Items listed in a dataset
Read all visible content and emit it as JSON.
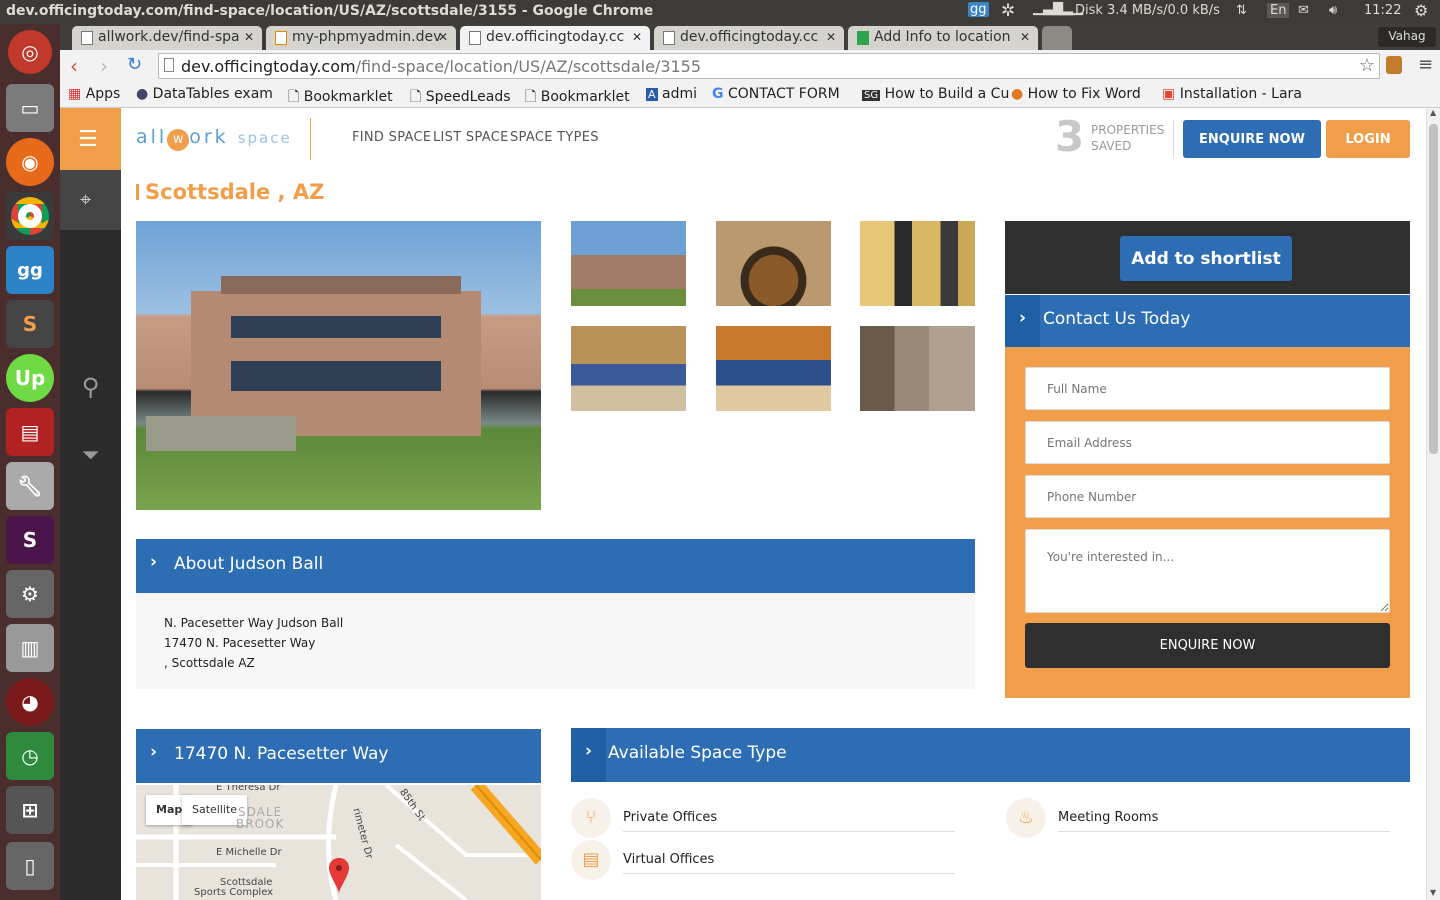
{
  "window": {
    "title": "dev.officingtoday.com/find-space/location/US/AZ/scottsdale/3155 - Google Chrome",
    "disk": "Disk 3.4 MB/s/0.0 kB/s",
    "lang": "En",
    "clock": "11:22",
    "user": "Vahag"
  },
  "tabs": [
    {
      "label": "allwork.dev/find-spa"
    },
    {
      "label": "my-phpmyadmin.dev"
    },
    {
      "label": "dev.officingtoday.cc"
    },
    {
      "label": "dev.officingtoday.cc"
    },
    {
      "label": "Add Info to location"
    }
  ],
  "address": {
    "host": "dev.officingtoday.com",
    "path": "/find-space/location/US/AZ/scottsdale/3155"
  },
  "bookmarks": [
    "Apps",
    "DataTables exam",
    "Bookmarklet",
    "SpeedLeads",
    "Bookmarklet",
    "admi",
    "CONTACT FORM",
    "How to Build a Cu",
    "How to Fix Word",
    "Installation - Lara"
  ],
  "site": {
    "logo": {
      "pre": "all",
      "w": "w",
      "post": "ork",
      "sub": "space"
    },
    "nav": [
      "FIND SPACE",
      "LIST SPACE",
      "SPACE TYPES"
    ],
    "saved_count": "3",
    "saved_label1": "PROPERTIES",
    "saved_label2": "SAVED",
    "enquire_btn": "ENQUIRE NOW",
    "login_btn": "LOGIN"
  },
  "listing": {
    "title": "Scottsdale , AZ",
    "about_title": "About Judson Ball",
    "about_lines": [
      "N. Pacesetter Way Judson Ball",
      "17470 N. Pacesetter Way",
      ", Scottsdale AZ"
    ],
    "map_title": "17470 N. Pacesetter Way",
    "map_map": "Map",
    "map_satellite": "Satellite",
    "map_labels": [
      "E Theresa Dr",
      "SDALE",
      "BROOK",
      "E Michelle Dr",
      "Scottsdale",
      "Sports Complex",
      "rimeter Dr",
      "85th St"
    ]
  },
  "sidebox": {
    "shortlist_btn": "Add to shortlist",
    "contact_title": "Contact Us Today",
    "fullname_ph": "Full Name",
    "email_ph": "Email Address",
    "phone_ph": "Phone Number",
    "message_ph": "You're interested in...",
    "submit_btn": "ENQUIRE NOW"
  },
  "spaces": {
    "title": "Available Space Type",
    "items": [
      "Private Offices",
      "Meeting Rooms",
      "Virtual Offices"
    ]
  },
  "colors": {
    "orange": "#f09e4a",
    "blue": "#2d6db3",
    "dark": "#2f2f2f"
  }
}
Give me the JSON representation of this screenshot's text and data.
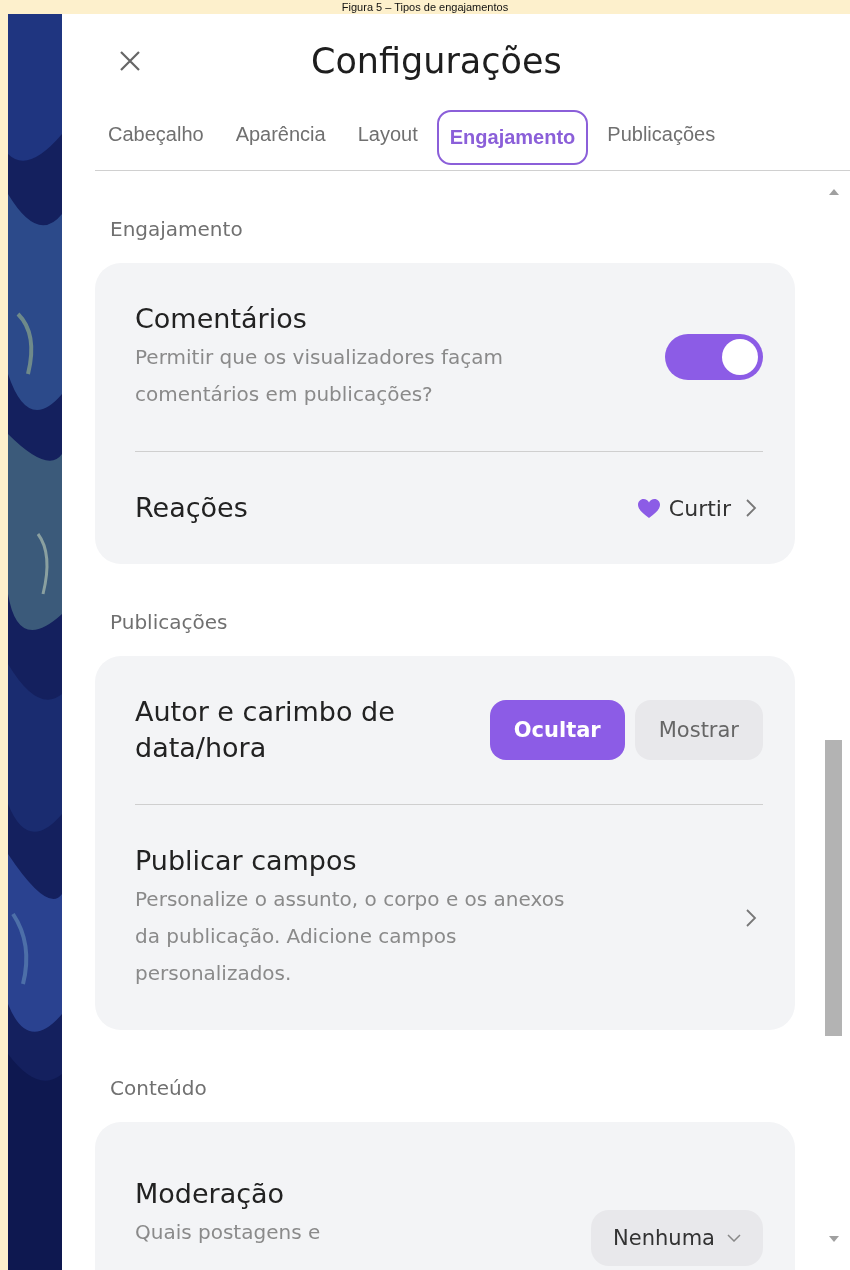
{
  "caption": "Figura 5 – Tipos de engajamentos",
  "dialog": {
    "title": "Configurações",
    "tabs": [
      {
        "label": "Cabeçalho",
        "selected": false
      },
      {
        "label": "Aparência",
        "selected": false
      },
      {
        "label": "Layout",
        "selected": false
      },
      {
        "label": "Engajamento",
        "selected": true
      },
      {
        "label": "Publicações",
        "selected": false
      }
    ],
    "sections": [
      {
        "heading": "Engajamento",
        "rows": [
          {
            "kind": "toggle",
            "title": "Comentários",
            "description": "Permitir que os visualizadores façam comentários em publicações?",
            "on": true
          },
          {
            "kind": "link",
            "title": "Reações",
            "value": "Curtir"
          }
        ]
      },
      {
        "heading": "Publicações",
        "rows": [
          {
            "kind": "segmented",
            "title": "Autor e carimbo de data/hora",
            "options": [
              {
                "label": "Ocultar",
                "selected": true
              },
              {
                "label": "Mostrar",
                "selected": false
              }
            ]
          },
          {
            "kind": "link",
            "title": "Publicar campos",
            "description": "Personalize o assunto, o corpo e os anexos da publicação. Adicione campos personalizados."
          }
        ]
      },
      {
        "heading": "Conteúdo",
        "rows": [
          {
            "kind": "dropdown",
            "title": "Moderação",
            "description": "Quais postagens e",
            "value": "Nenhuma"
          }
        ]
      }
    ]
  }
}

What the task requires:
Print out the whole of the material word for word, without pictures.

Result below:
Read all visible content and emit it as JSON.
{
  "window": {
    "title": "dev.officingtoday.com/find-space/location/US/AZ/scottsdale/3155 - Google Chrome",
    "disk": "Disk 3.4 MB/s/0.0 kB/s",
    "lang": "En",
    "clock": "11:22",
    "user": "Vahag"
  },
  "tabs": [
    {
      "label": "allwork.dev/find-spa"
    },
    {
      "label": "my-phpmyadmin.dev"
    },
    {
      "label": "dev.officingtoday.cc"
    },
    {
      "label": "dev.officingtoday.cc"
    },
    {
      "label": "Add Info to location"
    }
  ],
  "address": {
    "host": "dev.officingtoday.com",
    "path": "/find-space/location/US/AZ/scottsdale/3155"
  },
  "bookmarks": [
    "Apps",
    "DataTables exam",
    "Bookmarklet",
    "SpeedLeads",
    "Bookmarklet",
    "admi",
    "CONTACT FORM",
    "How to Build a Cu",
    "How to Fix Word",
    "Installation - Lara"
  ],
  "site": {
    "logo": {
      "pre": "all",
      "w": "w",
      "post": "ork",
      "sub": "space"
    },
    "nav": [
      "FIND SPACE",
      "LIST SPACE",
      "SPACE TYPES"
    ],
    "saved_count": "3",
    "saved_label1": "PROPERTIES",
    "saved_label2": "SAVED",
    "enquire_btn": "ENQUIRE NOW",
    "login_btn": "LOGIN"
  },
  "listing": {
    "title": "Scottsdale , AZ",
    "about_title": "About Judson Ball",
    "about_lines": [
      "N. Pacesetter Way Judson Ball",
      "17470 N. Pacesetter Way",
      ", Scottsdale AZ"
    ],
    "map_title": "17470 N. Pacesetter Way",
    "map_map": "Map",
    "map_satellite": "Satellite",
    "map_labels": [
      "E Theresa Dr",
      "SDALE",
      "BROOK",
      "E Michelle Dr",
      "Scottsdale",
      "Sports Complex",
      "rimeter Dr",
      "85th St"
    ]
  },
  "sidebox": {
    "shortlist_btn": "Add to shortlist",
    "contact_title": "Contact Us Today",
    "fullname_ph": "Full Name",
    "email_ph": "Email Address",
    "phone_ph": "Phone Number",
    "message_ph": "You're interested in...",
    "submit_btn": "ENQUIRE NOW"
  },
  "spaces": {
    "title": "Available Space Type",
    "items": [
      "Private Offices",
      "Meeting Rooms",
      "Virtual Offices"
    ]
  },
  "colors": {
    "orange": "#f09e4a",
    "blue": "#2d6db3",
    "dark": "#2f2f2f"
  }
}
Give me the JSON representation of this screenshot's text and data.
{
  "caption": "Figura 5 – Tipos de engajamentos",
  "dialog": {
    "title": "Configurações",
    "tabs": [
      {
        "label": "Cabeçalho",
        "selected": false
      },
      {
        "label": "Aparência",
        "selected": false
      },
      {
        "label": "Layout",
        "selected": false
      },
      {
        "label": "Engajamento",
        "selected": true
      },
      {
        "label": "Publicações",
        "selected": false
      }
    ],
    "sections": [
      {
        "heading": "Engajamento",
        "rows": [
          {
            "kind": "toggle",
            "title": "Comentários",
            "description": "Permitir que os visualizadores façam comentários em publicações?",
            "on": true
          },
          {
            "kind": "link",
            "title": "Reações",
            "value": "Curtir"
          }
        ]
      },
      {
        "heading": "Publicações",
        "rows": [
          {
            "kind": "segmented",
            "title": "Autor e carimbo de data/hora",
            "options": [
              {
                "label": "Ocultar",
                "selected": true
              },
              {
                "label": "Mostrar",
                "selected": false
              }
            ]
          },
          {
            "kind": "link",
            "title": "Publicar campos",
            "description": "Personalize o assunto, o corpo e os anexos da publicação. Adicione campos personalizados."
          }
        ]
      },
      {
        "heading": "Conteúdo",
        "rows": [
          {
            "kind": "dropdown",
            "title": "Moderação",
            "description": "Quais postagens e",
            "value": "Nenhuma"
          }
        ]
      }
    ]
  }
}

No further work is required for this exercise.